Your instructions: Every line with the string "tỉnh" should be gathered.

Supplied material:
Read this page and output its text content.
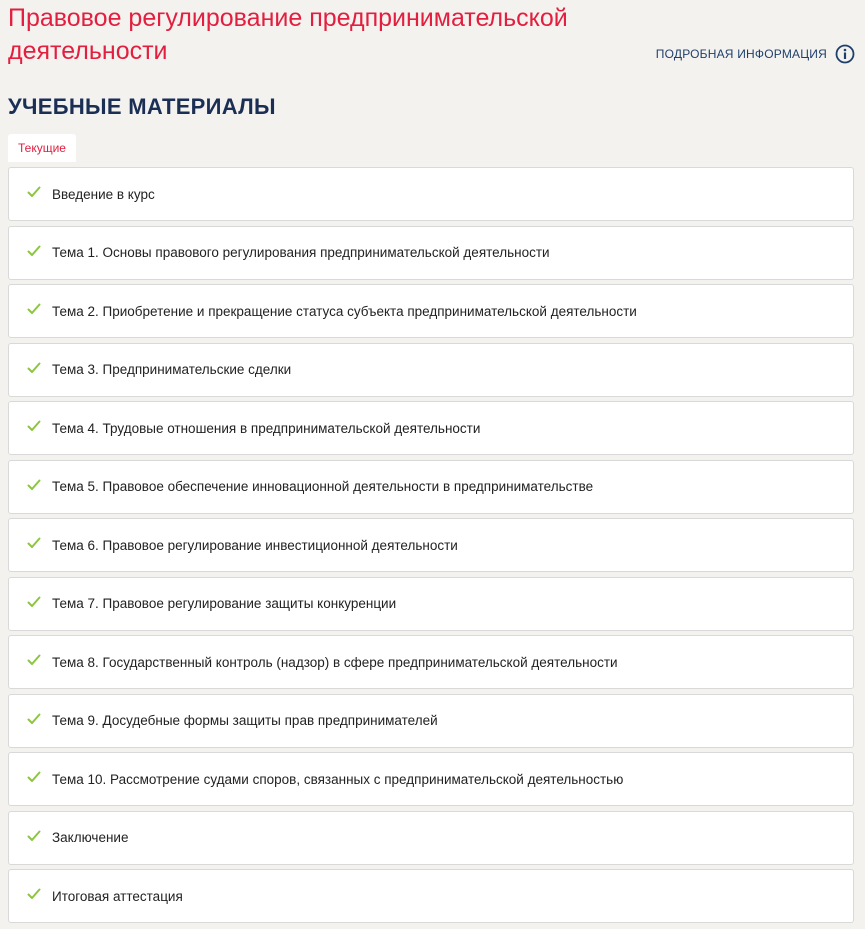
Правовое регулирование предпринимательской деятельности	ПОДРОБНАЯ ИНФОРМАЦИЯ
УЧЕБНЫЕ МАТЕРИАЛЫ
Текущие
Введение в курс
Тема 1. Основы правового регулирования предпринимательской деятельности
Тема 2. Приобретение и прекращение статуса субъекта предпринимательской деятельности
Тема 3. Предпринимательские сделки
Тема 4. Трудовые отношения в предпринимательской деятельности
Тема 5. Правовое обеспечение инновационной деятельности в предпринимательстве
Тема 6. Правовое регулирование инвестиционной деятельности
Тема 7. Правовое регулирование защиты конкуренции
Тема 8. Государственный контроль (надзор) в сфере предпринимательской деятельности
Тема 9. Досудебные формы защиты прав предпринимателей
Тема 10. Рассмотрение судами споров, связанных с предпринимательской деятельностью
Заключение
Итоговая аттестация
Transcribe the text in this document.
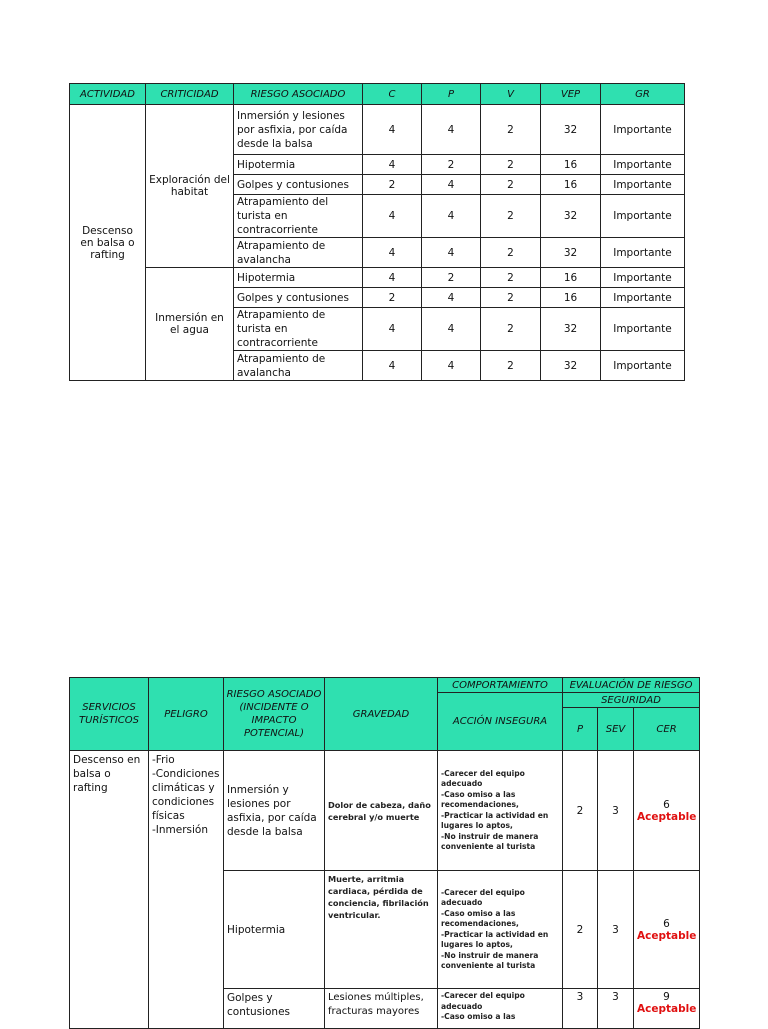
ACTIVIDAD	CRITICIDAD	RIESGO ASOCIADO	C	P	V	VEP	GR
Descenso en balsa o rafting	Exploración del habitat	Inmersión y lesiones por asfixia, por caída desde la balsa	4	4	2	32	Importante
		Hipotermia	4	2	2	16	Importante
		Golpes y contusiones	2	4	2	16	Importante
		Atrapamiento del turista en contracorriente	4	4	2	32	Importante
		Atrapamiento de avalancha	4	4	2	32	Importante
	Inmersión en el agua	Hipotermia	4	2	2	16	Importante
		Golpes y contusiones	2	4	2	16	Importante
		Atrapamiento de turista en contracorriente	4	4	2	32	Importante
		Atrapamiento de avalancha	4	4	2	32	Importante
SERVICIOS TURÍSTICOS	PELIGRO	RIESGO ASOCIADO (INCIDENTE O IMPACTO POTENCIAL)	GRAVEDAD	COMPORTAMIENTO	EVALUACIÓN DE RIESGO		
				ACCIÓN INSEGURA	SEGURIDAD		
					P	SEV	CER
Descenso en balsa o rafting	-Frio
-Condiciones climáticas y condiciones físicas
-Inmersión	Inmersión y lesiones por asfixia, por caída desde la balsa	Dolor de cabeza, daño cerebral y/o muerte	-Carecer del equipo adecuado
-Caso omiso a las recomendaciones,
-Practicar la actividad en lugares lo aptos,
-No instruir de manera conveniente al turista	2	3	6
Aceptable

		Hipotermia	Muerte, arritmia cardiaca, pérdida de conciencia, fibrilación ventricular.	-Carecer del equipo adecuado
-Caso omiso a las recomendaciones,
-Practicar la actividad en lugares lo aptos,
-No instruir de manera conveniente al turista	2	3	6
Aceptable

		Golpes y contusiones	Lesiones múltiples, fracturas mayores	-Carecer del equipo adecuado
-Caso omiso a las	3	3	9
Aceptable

* * *

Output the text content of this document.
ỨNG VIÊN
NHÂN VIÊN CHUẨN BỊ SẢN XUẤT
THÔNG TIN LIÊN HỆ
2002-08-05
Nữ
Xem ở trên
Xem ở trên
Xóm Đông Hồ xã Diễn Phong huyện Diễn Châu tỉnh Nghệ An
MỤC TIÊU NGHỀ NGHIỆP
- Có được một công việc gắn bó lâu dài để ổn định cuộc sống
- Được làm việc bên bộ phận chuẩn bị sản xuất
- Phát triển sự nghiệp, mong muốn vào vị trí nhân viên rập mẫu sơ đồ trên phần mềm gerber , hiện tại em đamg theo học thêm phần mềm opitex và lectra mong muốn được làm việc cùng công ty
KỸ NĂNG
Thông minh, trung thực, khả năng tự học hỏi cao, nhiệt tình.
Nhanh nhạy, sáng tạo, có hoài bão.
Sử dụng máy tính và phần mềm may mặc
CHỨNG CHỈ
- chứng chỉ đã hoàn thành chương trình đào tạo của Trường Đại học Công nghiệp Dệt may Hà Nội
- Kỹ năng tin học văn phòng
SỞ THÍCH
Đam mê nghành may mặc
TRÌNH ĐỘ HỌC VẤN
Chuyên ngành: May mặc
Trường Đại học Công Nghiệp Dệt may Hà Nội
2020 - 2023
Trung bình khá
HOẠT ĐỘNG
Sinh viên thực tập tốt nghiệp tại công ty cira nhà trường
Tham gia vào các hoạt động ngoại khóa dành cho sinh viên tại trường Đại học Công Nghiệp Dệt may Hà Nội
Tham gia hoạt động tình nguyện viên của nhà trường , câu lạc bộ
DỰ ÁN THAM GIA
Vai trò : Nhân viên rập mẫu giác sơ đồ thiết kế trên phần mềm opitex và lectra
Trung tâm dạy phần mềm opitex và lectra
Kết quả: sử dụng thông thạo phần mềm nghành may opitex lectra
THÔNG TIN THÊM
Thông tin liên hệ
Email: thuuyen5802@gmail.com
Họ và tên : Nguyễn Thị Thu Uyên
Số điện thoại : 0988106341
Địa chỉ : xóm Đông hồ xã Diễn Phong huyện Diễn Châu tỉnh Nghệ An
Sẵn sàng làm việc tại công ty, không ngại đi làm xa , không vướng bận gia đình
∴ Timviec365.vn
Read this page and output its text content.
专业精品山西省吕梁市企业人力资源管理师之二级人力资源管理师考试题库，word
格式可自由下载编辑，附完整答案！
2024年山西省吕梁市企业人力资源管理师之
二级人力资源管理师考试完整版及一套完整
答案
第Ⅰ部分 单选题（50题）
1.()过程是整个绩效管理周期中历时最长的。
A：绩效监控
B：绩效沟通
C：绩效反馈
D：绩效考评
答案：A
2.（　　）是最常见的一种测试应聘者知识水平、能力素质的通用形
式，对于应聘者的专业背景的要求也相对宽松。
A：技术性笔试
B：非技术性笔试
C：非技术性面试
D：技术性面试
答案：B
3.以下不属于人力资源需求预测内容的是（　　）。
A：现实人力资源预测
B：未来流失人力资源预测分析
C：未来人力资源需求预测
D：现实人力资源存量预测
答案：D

Solution for this problem:
Xóm Đông Hồ xã Diễn Phong huyện Diễn Châu tỉnh Nghệ An
Địa chỉ : xóm Đông hồ xã Diễn Phong huyện Diễn Châu tỉnh Nghệ An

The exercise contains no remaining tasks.